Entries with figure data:
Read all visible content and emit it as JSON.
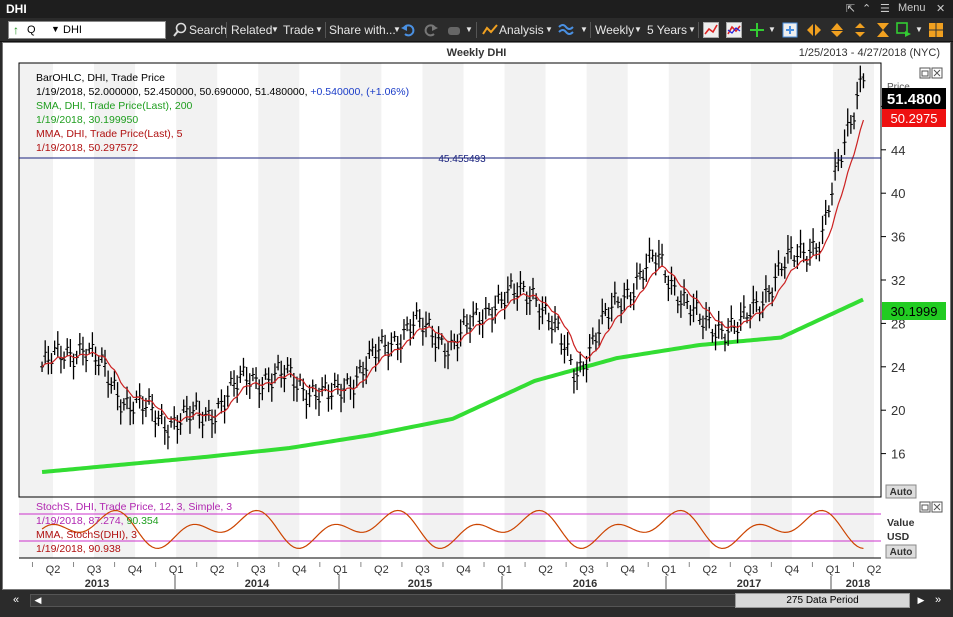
{
  "window": {
    "title": "DHI",
    "menu_label": "Menu"
  },
  "toolbar": {
    "symbol_prefix": "Q",
    "symbol_value": "DHI",
    "search_label": "Search",
    "related_label": "Related",
    "trade_label": "Trade",
    "share_label": "Share with...",
    "analysis_label": "Analysis",
    "period_label": "Weekly",
    "range_label": "5 Years"
  },
  "chart": {
    "title": "Weekly DHI",
    "date_range": "1/25/2013 - 4/27/2018 (NYC)",
    "legend": {
      "l1": "BarOHLC, DHI, Trade Price",
      "l2_values": "1/19/2018, 52.000000, 52.450000, 50.690000, 51.480000, ",
      "l2_change": "+0.540000, (+1.06%)",
      "l3": "SMA, DHI, Trade Price(Last),  200",
      "l4": "1/19/2018, 30.199950",
      "l5": "MMA, DHI, Trade Price(Last),  5",
      "l6": "1/19/2018, 50.297572"
    },
    "hline_label": "45.455493",
    "axis_title": "Price",
    "last_price": "51.4800",
    "mma_price": "50.2975",
    "sma_price": "30.1999",
    "auto_label": "Auto",
    "lower_legend": {
      "l1": "StochS, DHI, Trade Price,  12, 3, Simple, 3",
      "l2a": "1/19/2018, 87.274, ",
      "l2b": "90.354",
      "l3": "MMA, StochS(DHI),  3",
      "l4": "1/19/2018, 90.938"
    },
    "lower_axis_title": "Value",
    "lower_axis_unit": "USD",
    "lower_auto_label": "Auto",
    "quarter_labels": [
      "Q2",
      "Q3",
      "Q4",
      "Q1",
      "Q2",
      "Q3",
      "Q4",
      "Q1",
      "Q2",
      "Q3",
      "Q4",
      "Q1",
      "Q2",
      "Q3",
      "Q4",
      "Q1",
      "Q2",
      "Q3",
      "Q4",
      "Q1",
      "Q2"
    ],
    "year_labels": [
      "2013",
      "2014",
      "2015",
      "2016",
      "2017",
      "2018"
    ],
    "data_period": "275 Data Period",
    "colors": {
      "bars": "#000000",
      "sma": "#33dd33",
      "mma": "#cc2222",
      "hline": "#1a237e",
      "stoch": "#cc4400",
      "stoch_band": "#cc33cc",
      "sma_label_bg": "#22cc22",
      "mma_label_bg": "#ee1111"
    }
  },
  "chart_data": {
    "type": "line",
    "title": "Weekly DHI",
    "xlabel": "",
    "ylabel": "Price",
    "ylim": [
      12,
      52
    ],
    "y_ticks": [
      16,
      20,
      24,
      28,
      32,
      36,
      40,
      44,
      48
    ],
    "x_range": [
      "1/25/2013",
      "4/27/2018"
    ],
    "series": [
      {
        "name": "BarOHLC, DHI, Trade Price",
        "x": [
          "2013-01",
          "2013-04",
          "2013-07",
          "2013-10",
          "2014-01",
          "2014-04",
          "2014-07",
          "2014-10",
          "2015-01",
          "2015-04",
          "2015-07",
          "2015-10",
          "2016-01",
          "2016-04",
          "2016-07",
          "2016-10",
          "2017-01",
          "2017-04",
          "2017-07",
          "2017-10",
          "2018-01"
        ],
        "values": [
          24,
          26,
          21,
          19,
          19.5,
          23,
          23,
          21,
          24.5,
          28,
          26,
          30,
          31,
          23.5,
          30,
          34,
          28,
          27.5,
          33,
          36,
          51.5
        ]
      },
      {
        "name": "SMA, DHI, Trade Price(Last),  200",
        "x": [
          "2013-01",
          "2013-07",
          "2014-01",
          "2014-07",
          "2015-01",
          "2015-07",
          "2016-01",
          "2016-07",
          "2017-01",
          "2017-07",
          "2018-01"
        ],
        "values": [
          14.3,
          15.0,
          15.7,
          16.5,
          17.7,
          19.2,
          22.7,
          24.8,
          26.0,
          26.7,
          30.2
        ]
      },
      {
        "name": "MMA, DHI, Trade Price(Last),  5",
        "x": [
          "2013-01",
          "2013-07",
          "2014-01",
          "2014-07",
          "2015-01",
          "2015-07",
          "2016-01",
          "2016-07",
          "2017-01",
          "2017-07",
          "2018-01"
        ],
        "values": [
          23.5,
          21.0,
          19.5,
          23.0,
          22.0,
          27.0,
          30.0,
          30.5,
          27.5,
          33.0,
          50.3
        ]
      }
    ],
    "annotations": [
      {
        "label": "45.455493",
        "y": 45.455493
      }
    ],
    "lower_panel": {
      "type": "line",
      "series": [
        {
          "name": "StochS, DHI, Trade Price,  12, 3, Simple, 3",
          "last": 87.274
        },
        {
          "name": "MMA, StochS(DHI),  3",
          "last": 90.938
        }
      ]
    }
  }
}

Request: Identify all lines where the word "Auto" shows up. Copy them.

The response:
    "auto_label": "Auto",
    "lower_auto_label": "Auto",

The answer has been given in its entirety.